▸ Instructions to follow
Isolate every line in the records below with "JSON" in it.
Start of Material provided
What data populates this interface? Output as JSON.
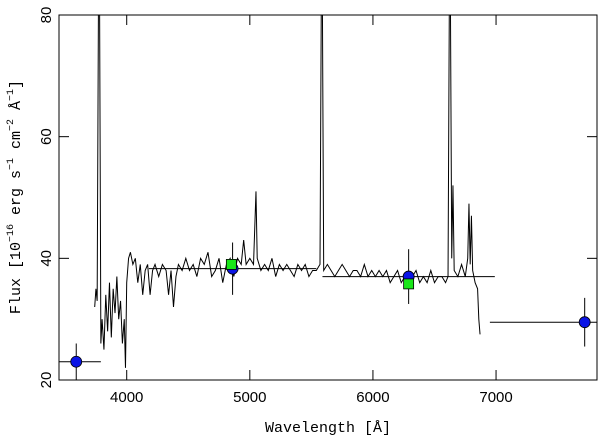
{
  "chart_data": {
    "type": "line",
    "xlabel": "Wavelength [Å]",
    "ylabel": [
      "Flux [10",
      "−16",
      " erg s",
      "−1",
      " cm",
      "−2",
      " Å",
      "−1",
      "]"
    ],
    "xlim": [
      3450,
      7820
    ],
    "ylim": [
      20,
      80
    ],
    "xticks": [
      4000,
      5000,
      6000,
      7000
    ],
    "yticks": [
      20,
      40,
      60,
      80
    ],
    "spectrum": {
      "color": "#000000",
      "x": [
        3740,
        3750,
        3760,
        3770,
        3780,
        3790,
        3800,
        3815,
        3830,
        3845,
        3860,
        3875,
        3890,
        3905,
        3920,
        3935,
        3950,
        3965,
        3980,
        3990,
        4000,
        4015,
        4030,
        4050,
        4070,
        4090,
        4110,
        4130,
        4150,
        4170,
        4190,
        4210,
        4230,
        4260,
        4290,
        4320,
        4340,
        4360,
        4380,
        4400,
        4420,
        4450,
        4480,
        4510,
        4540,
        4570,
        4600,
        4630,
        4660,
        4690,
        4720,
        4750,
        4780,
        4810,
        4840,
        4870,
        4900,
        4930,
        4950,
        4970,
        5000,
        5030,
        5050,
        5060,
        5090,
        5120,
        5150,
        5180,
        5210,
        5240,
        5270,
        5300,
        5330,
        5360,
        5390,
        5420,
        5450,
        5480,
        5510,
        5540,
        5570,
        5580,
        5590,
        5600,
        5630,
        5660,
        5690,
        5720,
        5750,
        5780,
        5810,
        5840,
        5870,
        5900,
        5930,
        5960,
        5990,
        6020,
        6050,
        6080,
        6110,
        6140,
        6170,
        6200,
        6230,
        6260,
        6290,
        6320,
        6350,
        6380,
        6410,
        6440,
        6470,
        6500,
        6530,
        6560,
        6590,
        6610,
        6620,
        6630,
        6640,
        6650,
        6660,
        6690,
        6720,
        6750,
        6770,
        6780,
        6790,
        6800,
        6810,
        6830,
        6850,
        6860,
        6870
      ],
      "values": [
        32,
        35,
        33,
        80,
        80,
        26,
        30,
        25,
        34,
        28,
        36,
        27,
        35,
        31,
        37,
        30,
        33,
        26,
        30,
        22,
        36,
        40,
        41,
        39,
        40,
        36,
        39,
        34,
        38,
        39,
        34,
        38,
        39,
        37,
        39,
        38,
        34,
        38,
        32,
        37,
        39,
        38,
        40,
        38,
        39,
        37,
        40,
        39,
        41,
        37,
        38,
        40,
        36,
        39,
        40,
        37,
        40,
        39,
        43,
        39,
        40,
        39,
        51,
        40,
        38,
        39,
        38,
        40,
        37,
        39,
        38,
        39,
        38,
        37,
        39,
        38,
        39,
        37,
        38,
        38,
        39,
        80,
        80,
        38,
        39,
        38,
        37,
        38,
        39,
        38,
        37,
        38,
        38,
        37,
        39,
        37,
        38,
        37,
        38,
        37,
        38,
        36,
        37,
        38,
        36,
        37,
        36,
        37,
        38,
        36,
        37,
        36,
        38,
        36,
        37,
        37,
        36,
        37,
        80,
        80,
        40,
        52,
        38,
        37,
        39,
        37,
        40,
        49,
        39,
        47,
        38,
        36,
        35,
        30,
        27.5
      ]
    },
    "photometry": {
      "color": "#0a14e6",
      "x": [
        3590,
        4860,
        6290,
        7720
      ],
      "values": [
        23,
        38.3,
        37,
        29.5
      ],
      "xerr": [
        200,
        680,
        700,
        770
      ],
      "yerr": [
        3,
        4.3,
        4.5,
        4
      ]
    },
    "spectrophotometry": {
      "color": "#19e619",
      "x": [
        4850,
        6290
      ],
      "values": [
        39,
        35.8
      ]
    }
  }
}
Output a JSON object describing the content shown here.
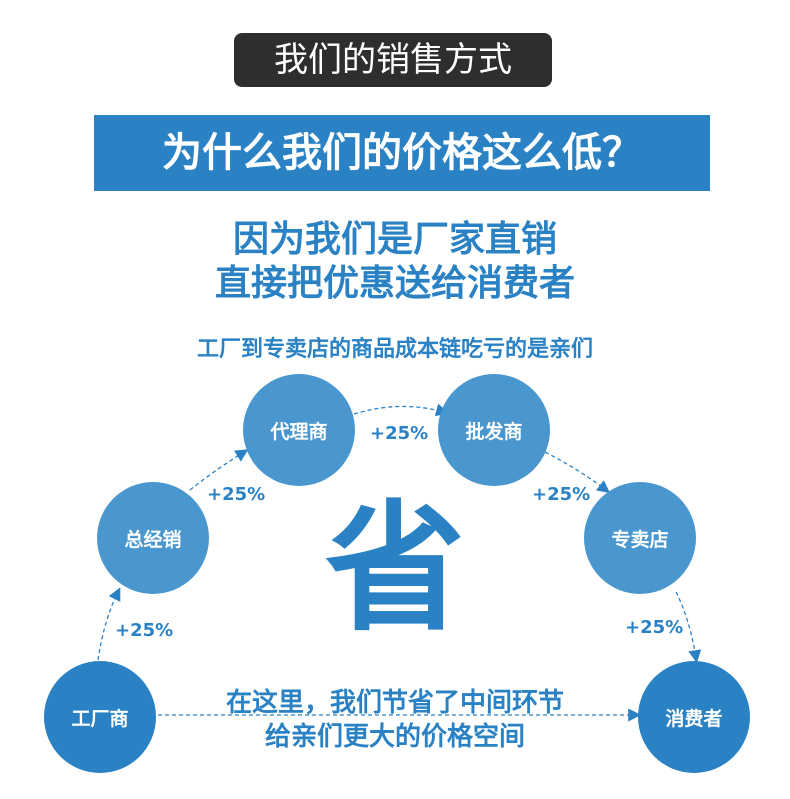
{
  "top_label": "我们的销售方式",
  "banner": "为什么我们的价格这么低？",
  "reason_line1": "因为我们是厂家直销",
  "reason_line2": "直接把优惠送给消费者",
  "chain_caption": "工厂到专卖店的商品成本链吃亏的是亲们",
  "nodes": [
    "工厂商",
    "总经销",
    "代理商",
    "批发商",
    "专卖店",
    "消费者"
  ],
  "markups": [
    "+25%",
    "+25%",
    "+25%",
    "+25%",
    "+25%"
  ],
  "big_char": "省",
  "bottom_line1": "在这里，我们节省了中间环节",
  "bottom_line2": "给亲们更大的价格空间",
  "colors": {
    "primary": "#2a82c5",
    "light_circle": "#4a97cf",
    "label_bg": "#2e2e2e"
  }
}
End of Material provided
▸ Written answer
What data populates this interface? Output as JSON.
Output a JSON object describing the content shown here.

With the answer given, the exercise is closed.